### Task instructions
Quote all entries in full, exactly.

· · · · ·

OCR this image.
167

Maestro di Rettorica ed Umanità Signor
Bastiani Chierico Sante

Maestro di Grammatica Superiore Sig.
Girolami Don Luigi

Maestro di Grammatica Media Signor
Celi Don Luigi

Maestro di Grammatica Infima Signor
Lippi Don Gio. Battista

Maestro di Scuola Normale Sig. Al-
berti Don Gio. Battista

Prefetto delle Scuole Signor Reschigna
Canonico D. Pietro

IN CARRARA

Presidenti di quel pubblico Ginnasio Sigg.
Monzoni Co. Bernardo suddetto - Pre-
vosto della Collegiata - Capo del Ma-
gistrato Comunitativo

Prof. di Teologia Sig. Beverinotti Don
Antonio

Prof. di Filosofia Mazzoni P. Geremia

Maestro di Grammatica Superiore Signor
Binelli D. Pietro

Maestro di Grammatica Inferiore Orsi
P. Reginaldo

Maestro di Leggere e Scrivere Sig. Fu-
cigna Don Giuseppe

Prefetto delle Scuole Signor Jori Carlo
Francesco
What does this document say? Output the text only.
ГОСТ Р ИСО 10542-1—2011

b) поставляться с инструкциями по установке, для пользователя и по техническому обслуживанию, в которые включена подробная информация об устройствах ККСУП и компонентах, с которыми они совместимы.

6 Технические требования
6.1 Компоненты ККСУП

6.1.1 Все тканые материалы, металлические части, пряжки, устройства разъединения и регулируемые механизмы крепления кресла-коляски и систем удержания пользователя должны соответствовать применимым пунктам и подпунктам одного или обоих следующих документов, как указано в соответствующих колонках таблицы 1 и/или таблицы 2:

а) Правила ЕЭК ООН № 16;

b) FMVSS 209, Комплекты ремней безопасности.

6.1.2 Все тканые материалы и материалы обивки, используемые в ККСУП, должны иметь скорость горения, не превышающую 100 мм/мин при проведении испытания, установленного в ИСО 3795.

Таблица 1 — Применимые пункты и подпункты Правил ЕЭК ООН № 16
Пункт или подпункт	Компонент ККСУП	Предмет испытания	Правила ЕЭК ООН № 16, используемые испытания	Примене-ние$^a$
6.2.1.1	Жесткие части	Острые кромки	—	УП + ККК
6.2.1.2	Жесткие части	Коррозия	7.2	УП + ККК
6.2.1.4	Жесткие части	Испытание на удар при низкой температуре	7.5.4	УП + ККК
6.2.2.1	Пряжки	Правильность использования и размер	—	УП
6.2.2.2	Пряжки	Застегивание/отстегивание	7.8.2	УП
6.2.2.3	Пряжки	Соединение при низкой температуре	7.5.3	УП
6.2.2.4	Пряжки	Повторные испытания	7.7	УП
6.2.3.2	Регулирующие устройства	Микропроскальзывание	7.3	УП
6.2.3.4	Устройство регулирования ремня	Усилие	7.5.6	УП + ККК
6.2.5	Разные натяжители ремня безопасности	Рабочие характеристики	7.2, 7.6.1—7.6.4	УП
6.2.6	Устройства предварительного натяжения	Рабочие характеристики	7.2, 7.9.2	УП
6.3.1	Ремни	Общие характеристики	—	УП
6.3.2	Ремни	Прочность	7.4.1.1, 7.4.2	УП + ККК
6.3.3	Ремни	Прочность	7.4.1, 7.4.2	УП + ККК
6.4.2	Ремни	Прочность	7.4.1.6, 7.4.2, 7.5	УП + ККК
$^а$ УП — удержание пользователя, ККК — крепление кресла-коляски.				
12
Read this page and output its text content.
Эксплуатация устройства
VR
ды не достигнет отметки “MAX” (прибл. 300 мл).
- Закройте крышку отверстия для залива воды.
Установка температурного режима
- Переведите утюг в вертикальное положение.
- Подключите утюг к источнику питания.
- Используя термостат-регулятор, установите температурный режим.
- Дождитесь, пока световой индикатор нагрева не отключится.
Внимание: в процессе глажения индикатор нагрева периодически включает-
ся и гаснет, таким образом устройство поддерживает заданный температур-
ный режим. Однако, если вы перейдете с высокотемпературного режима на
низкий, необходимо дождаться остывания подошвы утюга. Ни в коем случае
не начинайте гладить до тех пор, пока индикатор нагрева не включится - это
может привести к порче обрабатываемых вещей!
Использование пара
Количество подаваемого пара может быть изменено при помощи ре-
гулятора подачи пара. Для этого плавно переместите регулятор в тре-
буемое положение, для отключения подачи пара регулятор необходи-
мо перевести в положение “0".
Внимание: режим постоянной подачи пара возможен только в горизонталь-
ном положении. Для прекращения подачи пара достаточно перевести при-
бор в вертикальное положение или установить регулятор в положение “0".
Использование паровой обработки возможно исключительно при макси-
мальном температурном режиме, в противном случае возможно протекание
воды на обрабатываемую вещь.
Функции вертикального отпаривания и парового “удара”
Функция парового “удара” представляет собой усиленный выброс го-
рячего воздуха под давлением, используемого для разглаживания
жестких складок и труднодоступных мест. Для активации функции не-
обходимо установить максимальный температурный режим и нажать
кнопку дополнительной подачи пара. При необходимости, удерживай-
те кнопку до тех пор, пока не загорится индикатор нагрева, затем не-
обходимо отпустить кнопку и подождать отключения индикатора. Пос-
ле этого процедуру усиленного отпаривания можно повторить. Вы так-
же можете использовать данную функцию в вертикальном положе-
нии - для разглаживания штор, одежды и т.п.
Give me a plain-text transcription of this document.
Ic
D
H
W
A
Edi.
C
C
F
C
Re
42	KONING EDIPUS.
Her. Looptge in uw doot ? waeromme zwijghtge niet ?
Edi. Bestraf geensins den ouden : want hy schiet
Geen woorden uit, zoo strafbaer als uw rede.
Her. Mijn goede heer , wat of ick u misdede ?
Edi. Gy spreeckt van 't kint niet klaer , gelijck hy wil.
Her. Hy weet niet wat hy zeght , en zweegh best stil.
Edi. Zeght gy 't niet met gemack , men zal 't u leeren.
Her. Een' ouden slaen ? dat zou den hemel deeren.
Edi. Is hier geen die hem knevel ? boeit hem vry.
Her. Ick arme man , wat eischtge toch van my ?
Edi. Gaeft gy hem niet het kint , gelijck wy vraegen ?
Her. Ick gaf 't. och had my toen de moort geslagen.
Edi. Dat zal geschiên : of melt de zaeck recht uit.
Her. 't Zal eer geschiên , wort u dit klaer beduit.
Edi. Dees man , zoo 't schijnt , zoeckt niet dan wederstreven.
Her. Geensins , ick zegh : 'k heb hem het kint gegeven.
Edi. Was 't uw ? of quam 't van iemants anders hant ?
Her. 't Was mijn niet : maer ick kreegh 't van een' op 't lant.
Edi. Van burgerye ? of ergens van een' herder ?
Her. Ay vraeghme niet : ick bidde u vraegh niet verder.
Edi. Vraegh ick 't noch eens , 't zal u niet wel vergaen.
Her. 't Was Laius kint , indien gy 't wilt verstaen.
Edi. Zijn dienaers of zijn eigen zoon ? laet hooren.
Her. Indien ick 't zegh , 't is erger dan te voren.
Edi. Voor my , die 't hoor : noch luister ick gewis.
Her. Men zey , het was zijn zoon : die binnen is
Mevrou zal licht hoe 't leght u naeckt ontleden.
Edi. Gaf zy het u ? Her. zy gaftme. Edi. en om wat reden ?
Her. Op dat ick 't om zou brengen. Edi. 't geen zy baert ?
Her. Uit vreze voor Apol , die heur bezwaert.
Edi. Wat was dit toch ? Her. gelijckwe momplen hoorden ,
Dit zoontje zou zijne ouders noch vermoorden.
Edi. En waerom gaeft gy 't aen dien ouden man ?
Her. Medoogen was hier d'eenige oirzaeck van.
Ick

· · · · ·

### Exercise response
OCR this image.
167

Maestro di Rettorica ed Umanità Signor
Bastiani Chierico Sante

Maestro di Grammatica Superiore Sig.
Girolami Don Luigi

Maestro di Grammatica Media Signor
Celi Don Luigi

Maestro di Grammatica Infima Signor
Lippi Don Gio. Battista

Maestro di Scuola Normale Sig. Al-
berti Don Gio. Battista

Prefetto delle Scuole Signor Reschigna
Canonico D. Pietro

IN CARRARA

Presidenti di quel pubblico Ginnasio Sigg.
Monzoni Co. Bernardo suddetto - Pre-
vosto della Collegiata - Capo del Ma-
gistrato Comunitativo

Prof. di Teologia Sig. Beverinotti Don
Antonio

Prof. di Filosofia Mazzoni P. Geremia

Maestro di Grammatica Superiore Signor
Binelli D. Pietro

Maestro di Grammatica Inferiore Orsi
P. Reginaldo

Maestro di Leggere e Scrivere Sig. Fu-
cigna Don Giuseppe

Prefetto delle Scuole Signor Jori Carlo
Francesco
What does this document say? Output the text only.
ГОСТ Р ИСО 10542-1—2011

b) поставляться с инструкциями по установке, для пользователя и по техническому обслуживанию, в которые включена подробная информация об устройствах ККСУП и компонентах, с которыми они совместимы.

6 Технические требования
6.1 Компоненты ККСУП

6.1.1 Все тканые материалы, металлические части, пряжки, устройства разъединения и регулируемые механизмы крепления кресла-коляски и систем удержания пользователя должны соответствовать применимым пунктам и подпунктам одного или обоих следующих документов, как указано в соответствующих колонках таблицы 1 и/или таблицы 2:

а) Правила ЕЭК ООН № 16;

b) FMVSS 209, Комплекты ремней безопасности.

6.1.2 Все тканые материалы и материалы обивки, используемые в ККСУП, должны иметь скорость горения, не превышающую 100 мм/мин при проведении испытания, установленного в ИСО 3795.

Таблица 1 — Применимые пункты и подпункты Правил ЕЭК ООН № 16
Пункт или подпункт	Компонент ККСУП	Предмет испытания	Правила ЕЭК ООН № 16, используемые испытания	Примене-ние$^a$
6.2.1.1	Жесткие части	Острые кромки	—	УП + ККК
6.2.1.2	Жесткие части	Коррозия	7.2	УП + ККК
6.2.1.4	Жесткие части	Испытание на удар при низкой температуре	7.5.4	УП + ККК
6.2.2.1	Пряжки	Правильность использования и размер	—	УП
6.2.2.2	Пряжки	Застегивание/отстегивание	7.8.2	УП
6.2.2.3	Пряжки	Соединение при низкой температуре	7.5.3	УП
6.2.2.4	Пряжки	Повторные испытания	7.7	УП
6.2.3.2	Регулирующие устройства	Микропроскальзывание	7.3	УП
6.2.3.4	Устройство регулирования ремня	Усилие	7.5.6	УП + ККК
6.2.5	Разные натяжители ремня безопасности	Рабочие характеристики	7.2, 7.6.1—7.6.4	УП
6.2.6	Устройства предварительного натяжения	Рабочие характеристики	7.2, 7.9.2	УП
6.3.1	Ремни	Общие характеристики	—	УП
6.3.2	Ремни	Прочность	7.4.1.1, 7.4.2	УП + ККК
6.3.3	Ремни	Прочность	7.4.1, 7.4.2	УП + ККК
6.4.2	Ремни	Прочность	7.4.1.6, 7.4.2, 7.5	УП + ККК
$^а$ УП — удержание пользователя, ККК — крепление кресла-коляски.				
12
Read this page and output its text content.
Эксплуатация устройства
VR
ды не достигнет отметки “MAX” (прибл. 300 мл).
- Закройте крышку отверстия для залива воды.
Установка температурного режима
- Переведите утюг в вертикальное положение.
- Подключите утюг к источнику питания.
- Используя термостат-регулятор, установите температурный режим.
- Дождитесь, пока световой индикатор нагрева не отключится.
Внимание: в процессе глажения индикатор нагрева периодически включает-
ся и гаснет, таким образом устройство поддерживает заданный температур-
ный режим. Однако, если вы перейдете с высокотемпературного режима на
низкий, необходимо дождаться остывания подошвы утюга. Ни в коем случае
не начинайте гладить до тех пор, пока индикатор нагрева не включится - это
может привести к порче обрабатываемых вещей!
Использование пара
Количество подаваемого пара может быть изменено при помощи ре-
гулятора подачи пара. Для этого плавно переместите регулятор в тре-
буемое положение, для отключения подачи пара регулятор необходи-
мо перевести в положение “0".
Внимание: режим постоянной подачи пара возможен только в горизонталь-
ном положении. Для прекращения подачи пара достаточно перевести при-
бор в вертикальное положение или установить регулятор в положение “0".
Использование паровой обработки возможно исключительно при макси-
мальном температурном режиме, в противном случае возможно протекание
воды на обрабатываемую вещь.
Функции вертикального отпаривания и парового “удара”
Функция парового “удара” представляет собой усиленный выброс го-
рячего воздуха под давлением, используемого для разглаживания
жестких складок и труднодоступных мест. Для активации функции не-
обходимо установить максимальный температурный режим и нажать
кнопку дополнительной подачи пара. При необходимости, удерживай-
те кнопку до тех пор, пока не загорится индикатор нагрева, затем не-
обходимо отпустить кнопку и подождать отключения индикатора. Пос-
ле этого процедуру усиленного отпаривания можно повторить. Вы так-
же можете использовать данную функцию в вертикальном положе-
нии - для разглаживания штор, одежды и т.п.
Give me a plain-text transcription of this document.
Ic
D
H
W
A
Edi.
C
C
F
C
Re
42	KONING EDIPUS.
Her. Looptge in uw doot ? waeromme zwijghtge niet ?
Edi. Bestraf geensins den ouden : want hy schiet
Geen woorden uit, zoo strafbaer als uw rede.
Her. Mijn goede heer , wat of ick u misdede ?
Edi. Gy spreeckt van 't kint niet klaer , gelijck hy wil.
Her. Hy weet niet wat hy zeght , en zweegh best stil.
Edi. Zeght gy 't niet met gemack , men zal 't u leeren.
Her. Een' ouden slaen ? dat zou den hemel deeren.
Edi. Is hier geen die hem knevel ? boeit hem vry.
Her. Ick arme man , wat eischtge toch van my ?
Edi. Gaeft gy hem niet het kint , gelijck wy vraegen ?
Her. Ick gaf 't. och had my toen de moort geslagen.
Edi. Dat zal geschiên : of melt de zaeck recht uit.
Her. 't Zal eer geschiên , wort u dit klaer beduit.
Edi. Dees man , zoo 't schijnt , zoeckt niet dan wederstreven.
Her. Geensins , ick zegh : 'k heb hem het kint gegeven.
Edi. Was 't uw ? of quam 't van iemants anders hant ?
Her. 't Was mijn niet : maer ick kreegh 't van een' op 't lant.
Edi. Van burgerye ? of ergens van een' herder ?
Her. Ay vraeghme niet : ick bidde u vraegh niet verder.
Edi. Vraegh ick 't noch eens , 't zal u niet wel vergaen.
Her. 't Was Laius kint , indien gy 't wilt verstaen.
Edi. Zijn dienaers of zijn eigen zoon ? laet hooren.
Her. Indien ick 't zegh , 't is erger dan te voren.
Edi. Voor my , die 't hoor : noch luister ick gewis.
Her. Men zey , het was zijn zoon : die binnen is
Mevrou zal licht hoe 't leght u naeckt ontleden.
Edi. Gaf zy het u ? Her. zy gaftme. Edi. en om wat reden ?
Her. Op dat ick 't om zou brengen. Edi. 't geen zy baert ?
Her. Uit vreze voor Apol , die heur bezwaert.
Edi. Wat was dit toch ? Her. gelijckwe momplen hoorden ,
Dit zoontje zou zijne ouders noch vermoorden.
Edi. En waerom gaeft gy 't aen dien ouden man ?
Her. Medoogen was hier d'eenige oirzaeck van.
Ick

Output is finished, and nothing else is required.